• **Dataset records**
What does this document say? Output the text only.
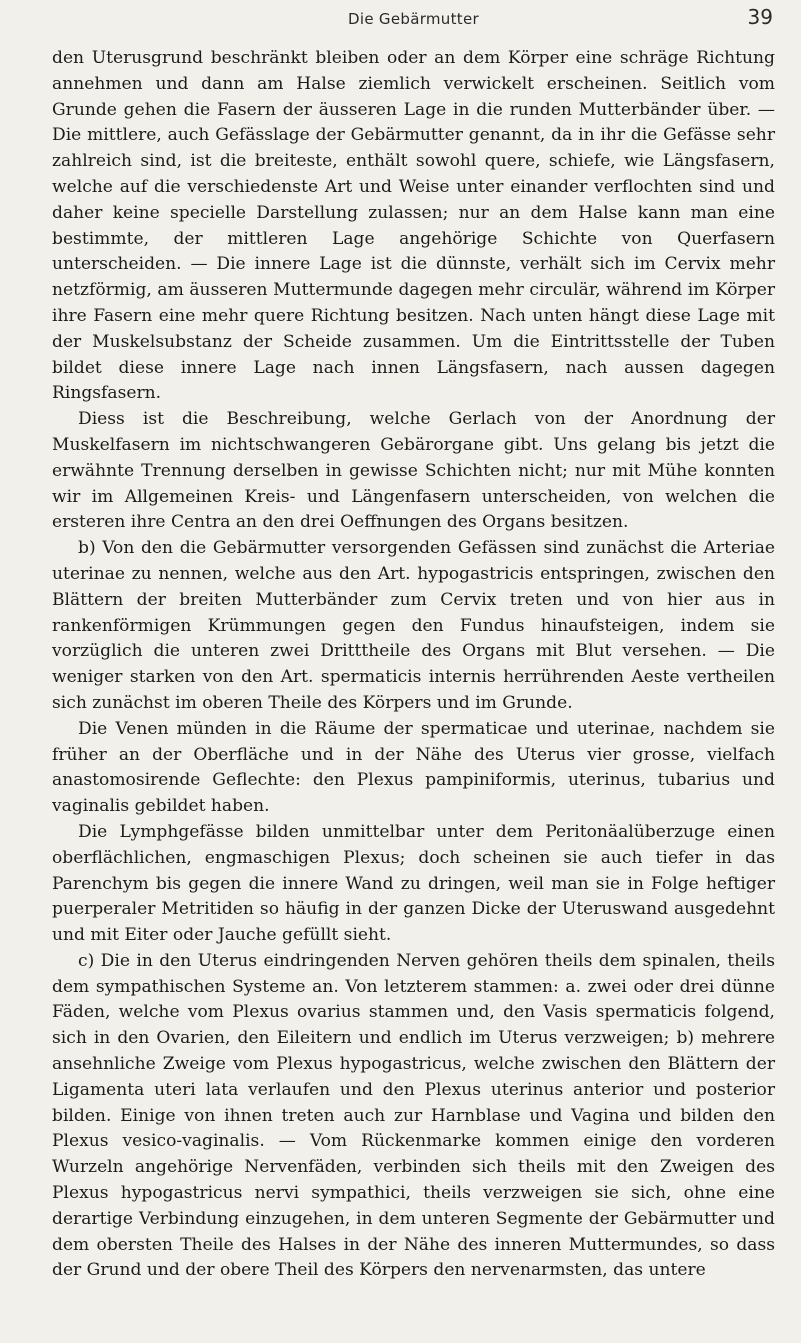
Die Gebärmutter	39

den Uterusgrund beschränkt bleiben oder an dem Körper eine schräge Richtung annehmen und dann am Halse ziemlich verwickelt erscheinen. Seitlich vom Grunde gehen die Fasern der äusseren Lage in die runden Mutterbänder über. — Die mittlere, auch Gefässlage der Gebärmutter genannt, da in ihr die Gefässe sehr zahlreich sind, ist die breiteste, enthält sowohl quere, schiefe, wie Längsfasern, welche auf die verschiedenste Art und Weise unter einander verflochten sind und daher keine specielle Darstellung zulassen; nur an dem Halse kann man eine bestimmte, der mittleren Lage angehörige Schichte von Querfasern unterscheiden. — Die innere Lage ist die dünnste, verhält sich im Cervix mehr netzförmig, am äusseren Muttermunde dagegen mehr circulär, während im Körper ihre Fasern eine mehr quere Richtung besitzen. Nach unten hängt diese Lage mit der Muskelsubstanz der Scheide zusammen. Um die Eintrittsstelle der Tuben bildet diese innere Lage nach innen Längsfasern, nach aussen dagegen Ringsfasern.

Diess ist die Beschreibung, welche Gerlach von der Anordnung der Muskelfasern im nichtschwangeren Gebärorgane gibt. Uns gelang bis jetzt die erwähnte Trennung derselben in gewisse Schichten nicht; nur mit Mühe konnten wir im Allgemeinen Kreis- und Längenfasern unterscheiden, von welchen die ersteren ihre Centra an den drei Oeffnungen des Organs besitzen.

b) Von den die Gebärmutter versorgenden Gefässen sind zunächst die Arteriae uterinae zu nennen, welche aus den Art. hypogastricis entspringen, zwischen den Blättern der breiten Mutterbänder zum Cervix treten und von hier aus in rankenförmigen Krümmungen gegen den Fundus hinaufsteigen, indem sie vorzüglich die unteren zwei Dritttheile des Organs mit Blut versehen. — Die weniger starken von den Art. spermaticis internis herrührenden Aeste vertheilen sich zunächst im oberen Theile des Körpers und im Grunde.

Die Venen münden in die Räume der spermaticae und uterinae, nachdem sie früher an der Oberfläche und in der Nähe des Uterus vier grosse, vielfach anastomosirende Geflechte: den Plexus pampiniformis, uterinus, tubarius und vaginalis gebildet haben.

Die Lymphgefässe bilden unmittelbar unter dem Peritonäalüberzuge einen oberflächlichen, engmaschigen Plexus; doch scheinen sie auch tiefer in das Parenchym bis gegen die innere Wand zu dringen, weil man sie in Folge heftiger puerperaler Metritiden so häufig in der ganzen Dicke der Uteruswand ausgedehnt und mit Eiter oder Jauche gefüllt sieht.

c) Die in den Uterus eindringenden Nerven gehören theils dem spinalen, theils dem sympathischen Systeme an. Von letzterem stammen: a. zwei oder drei dünne Fäden, welche vom Plexus ovarius stammen und, den Vasis spermaticis folgend, sich in den Ovarien, den Eileitern und endlich im Uterus verzweigen; b) mehrere ansehnliche Zweige vom Plexus hypogastricus, welche zwischen den Blättern der Ligamenta uteri lata verlaufen und den Plexus uterinus anterior und posterior bilden. Einige von ihnen treten auch zur Harnblase und Vagina und bilden den Plexus vesico-vaginalis. — Vom Rückenmarke kommen einige den vorderen Wurzeln angehörige Nervenfäden, verbinden sich theils mit den Zweigen des Plexus hypogastricus nervi sympathici, theils verzweigen sie sich, ohne eine derartige Verbindung einzugehen, in dem unteren Segmente der Gebärmutter und dem obersten Theile des Halses in der Nähe des inneren Muttermundes, so dass der Grund und der obere Theil des Körpers den nervenarmsten, das untere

• **Stated task**
Read through the entries and copy each line in which "ihre" appears.

• **Finished answer**
den Uterusgrund beschränkt bleiben oder an dem Körper eine schräge Richtung annehmen und dann am Halse ziemlich verwickelt erscheinen. Seitlich vom Grunde gehen die Fasern der äusseren Lage in die runden Mutterbänder über. — Die mittlere, auch Gefässlage der Gebärmutter genannt, da in ihr die Gefässe sehr zahlreich sind, ist die breiteste, enthält sowohl quere, schiefe, wie Längsfasern, welche auf die verschiedenste Art und Weise unter einander verflochten sind und daher keine specielle Darstellung zulassen; nur an dem Halse kann man eine bestimmte, der mittleren Lage angehörige Schichte von Querfasern unterscheiden. — Die innere Lage ist die dünnste, verhält sich im Cervix mehr netzförmig, am äusseren Muttermunde dagegen mehr circulär, während im Körper ihre Fasern eine mehr quere Richtung besitzen. Nach unten hängt diese Lage mit der Muskelsubstanz der Scheide zusammen. Um die Eintrittsstelle der Tuben bildet diese innere Lage nach innen Längsfasern, nach aussen dagegen Ringsfasern.
Diess ist die Beschreibung, welche Gerlach von der Anordnung der Muskelfasern im nichtschwangeren Gebärorgane gibt. Uns gelang bis jetzt die erwähnte Trennung derselben in gewisse Schichten nicht; nur mit Mühe konnten wir im Allgemeinen Kreis- und Längenfasern unterscheiden, von welchen die ersteren ihre Centra an den drei Oeffnungen des Organs besitzen.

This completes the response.